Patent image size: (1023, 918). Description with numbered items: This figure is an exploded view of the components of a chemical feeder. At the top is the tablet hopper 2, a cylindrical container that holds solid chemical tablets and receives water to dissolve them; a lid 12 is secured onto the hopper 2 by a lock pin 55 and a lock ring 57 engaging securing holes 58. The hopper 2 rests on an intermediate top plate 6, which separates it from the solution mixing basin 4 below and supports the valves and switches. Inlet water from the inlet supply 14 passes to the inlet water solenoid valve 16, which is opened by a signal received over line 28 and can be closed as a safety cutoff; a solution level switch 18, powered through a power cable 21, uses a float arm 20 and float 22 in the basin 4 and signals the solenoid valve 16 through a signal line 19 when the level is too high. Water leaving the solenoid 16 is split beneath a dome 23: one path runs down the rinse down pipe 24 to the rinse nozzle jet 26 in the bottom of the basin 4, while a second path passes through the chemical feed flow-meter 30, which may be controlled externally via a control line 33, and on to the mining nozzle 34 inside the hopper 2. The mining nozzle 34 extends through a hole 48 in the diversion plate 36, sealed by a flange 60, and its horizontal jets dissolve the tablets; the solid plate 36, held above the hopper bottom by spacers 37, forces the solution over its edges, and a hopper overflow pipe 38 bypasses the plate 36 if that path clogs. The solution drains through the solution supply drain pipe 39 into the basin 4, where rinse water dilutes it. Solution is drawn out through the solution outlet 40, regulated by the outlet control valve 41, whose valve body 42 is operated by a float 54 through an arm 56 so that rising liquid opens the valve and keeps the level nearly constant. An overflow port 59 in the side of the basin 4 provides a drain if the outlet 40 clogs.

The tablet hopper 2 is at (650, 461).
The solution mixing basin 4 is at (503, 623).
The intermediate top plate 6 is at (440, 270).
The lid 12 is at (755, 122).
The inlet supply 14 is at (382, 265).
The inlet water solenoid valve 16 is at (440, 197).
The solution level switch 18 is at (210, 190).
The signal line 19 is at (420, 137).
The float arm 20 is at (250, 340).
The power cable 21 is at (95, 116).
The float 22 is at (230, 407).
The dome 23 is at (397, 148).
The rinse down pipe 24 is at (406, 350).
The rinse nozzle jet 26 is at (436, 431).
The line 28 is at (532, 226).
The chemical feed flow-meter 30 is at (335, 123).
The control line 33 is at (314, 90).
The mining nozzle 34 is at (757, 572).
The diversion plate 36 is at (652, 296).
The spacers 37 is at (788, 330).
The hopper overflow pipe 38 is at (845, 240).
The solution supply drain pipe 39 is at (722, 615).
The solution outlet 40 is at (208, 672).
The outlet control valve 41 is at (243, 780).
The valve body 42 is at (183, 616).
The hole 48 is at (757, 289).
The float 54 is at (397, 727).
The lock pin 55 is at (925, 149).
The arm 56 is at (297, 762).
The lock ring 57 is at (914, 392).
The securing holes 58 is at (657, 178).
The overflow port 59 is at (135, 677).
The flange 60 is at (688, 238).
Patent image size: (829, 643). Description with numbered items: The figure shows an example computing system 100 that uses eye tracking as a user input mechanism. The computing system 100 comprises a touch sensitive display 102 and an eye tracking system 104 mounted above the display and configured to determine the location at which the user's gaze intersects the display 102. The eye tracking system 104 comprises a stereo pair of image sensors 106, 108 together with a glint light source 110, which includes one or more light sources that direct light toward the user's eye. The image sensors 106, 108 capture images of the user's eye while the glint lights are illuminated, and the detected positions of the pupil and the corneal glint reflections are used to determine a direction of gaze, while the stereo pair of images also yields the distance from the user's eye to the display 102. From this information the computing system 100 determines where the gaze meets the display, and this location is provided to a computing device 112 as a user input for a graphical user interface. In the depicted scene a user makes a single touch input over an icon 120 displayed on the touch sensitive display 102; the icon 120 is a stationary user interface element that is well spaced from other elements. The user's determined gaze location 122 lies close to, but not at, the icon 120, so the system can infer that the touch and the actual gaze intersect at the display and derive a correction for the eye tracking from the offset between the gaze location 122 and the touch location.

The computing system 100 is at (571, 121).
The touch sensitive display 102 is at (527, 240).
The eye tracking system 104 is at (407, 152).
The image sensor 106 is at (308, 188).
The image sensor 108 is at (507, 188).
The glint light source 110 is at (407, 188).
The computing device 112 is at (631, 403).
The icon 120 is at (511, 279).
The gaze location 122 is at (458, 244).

────────────────

Problem to solve:
Convert the entries above into a two-column CSV with the headers entry_text and answer. Give one row per entry, put each field in double quotes, and replace any line breaks with spaces.

The response:
entry_text,answer
"Patent image size: (1023, 918). Description with numbered items: This figure is an exploded view of the components of a chemical feeder. At the top is the tablet hopper 2, a cylindrical container that holds solid chemical tablets and receives water to dissolve them; a lid 12 is secured onto the hopper 2 by a lock pin 55 and a lock ring 57 engaging securing holes 58. The hopper 2 rests on an intermediate top plate 6, which separates it from the solution mixing basin 4 below and supports the valves and switches. Inlet water from the inlet supply 14 passes to the inlet water solenoid valve 16, which is opened by a signal received over line 28 and can be closed as a safety cutoff; a solution level switch 18, powered through a power cable 21, uses a float arm 20 and float 22 in the basin 4 and signals the solenoid valve 16 through a signal line 19 when the level is too high. Water leaving the solenoid 16 is split beneath a dome 23: one path runs down the rinse down pipe 24 to the rinse nozzle jet 26 in the bottom of the basin 4, while a second path passes through the chemical feed flow-meter 30, which may be controlled externally via a control line 33, and on to the mining nozzle 34 inside the hopper 2. The mining nozzle 34 extends through a hole 48 in the diversion plate 36, sealed by a flange 60, and its horizontal jets dissolve the tablets; the solid plate 36, held above the hopper bottom by spacers 37, forces the solution over its edges, and a hopper overflow pipe 38 bypasses the plate 36 if that path clogs. The solution drains through the solution supply drain pipe 39 into the basin 4, where rinse water dilutes it. Solution is drawn out through the solution outlet 40, regulated by the outlet control valve 41, whose valve body 42 is operated by a float 54 through an arm 56 so that rising liquid opens the valve and keeps the level nearly constant. An overflow port 59 in the side of the basin 4 provides a drain if the outlet 40 clogs.","The tablet hopper 2 is at (650, 461). The solution mixing basin 4 is at (503, 623). The intermediate top plate 6 is at (440, 270). The lid 12 is at (755, 122). The inlet supply 14 is at (382, 265). The inlet water solenoid valve 16 is at (440, 197). The solution level switch 18 is at (210, 190). The signal line 19 is at (420, 137). The float arm 20 is at (250, 340). The power cable 21 is at (95, 116). The float 22 is at (230, 407). The dome 23 is at (397, 148). The rinse down pipe 24 is at (406, 350). The rinse nozzle jet 26 is at (436, 431). The line 28 is at (532, 226). The chemical feed flow-meter 30 is at (335, 123). The control line 33 is at (314, 90). The mining nozzle 34 is at (757, 572). The diversion plate 36 is at (652, 296). The spacers 37 is at (788, 330). The hopper overflow pipe 38 is at (845, 240). The solution supply drain pipe 39 is at (722, 615). The solution outlet 40 is at (208, 672). The outlet control valve 41 is at (243, 780). The valve body 42 is at (183, 616). The hole 48 is at (757, 289). The float 54 is at (397, 727). The lock pin 55 is at (925, 149). The arm 56 is at (297, 762). The lock ring 57 is at (914, 392). The securing holes 58 is at (657, 178). The overflow port 59 is at (135, 677). The flange 60 is at (688, 238)."
"Patent image size: (829, 643). Description with numbered items: The figure shows an example computing system 100 that uses eye tracking as a user input mechanism. The computing system 100 comprises a touch sensitive display 102 and an eye tracking system 104 mounted above the display and configured to determine the location at which the user's gaze intersects the display 102. The eye tracking system 104 comprises a stereo pair of image sensors 106, 108 together with a glint light source 110, which includes one or more light sources that direct light toward the user's eye. The image sensors 106, 108 capture images of the user's eye while the glint lights are illuminated, and the detected positions of the pupil and the corneal glint reflections are used to determine a direction of gaze, while the stereo pair of images also yields the distance from the user's eye to the display 102. From this information the computing system 100 determines where the gaze meets the display, and this location is provided to a computing device 112 as a user input for a graphical user interface. In the depicted scene a user makes a single touch input over an icon 120 displayed on the touch sensitive display 102; the icon 120 is a stationary user interface element that is well spaced from other elements. The user's determined gaze location 122 lies close to, but not at, the icon 120, so the system can infer that the touch and the actual gaze intersect at the display and derive a correction for the eye tracking from the offset between the gaze location 122 and the touch location.","The computing system 100 is at (571, 121). The touch sensitive display 102 is at (527, 240). The eye tracking system 104 is at (407, 152). The image sensor 106 is at (308, 188). The image sensor 108 is at (507, 188). The glint light source 110 is at (407, 188). The computing device 112 is at (631, 403). The icon 120 is at (511, 279). The gaze location 122 is at (458, 244)."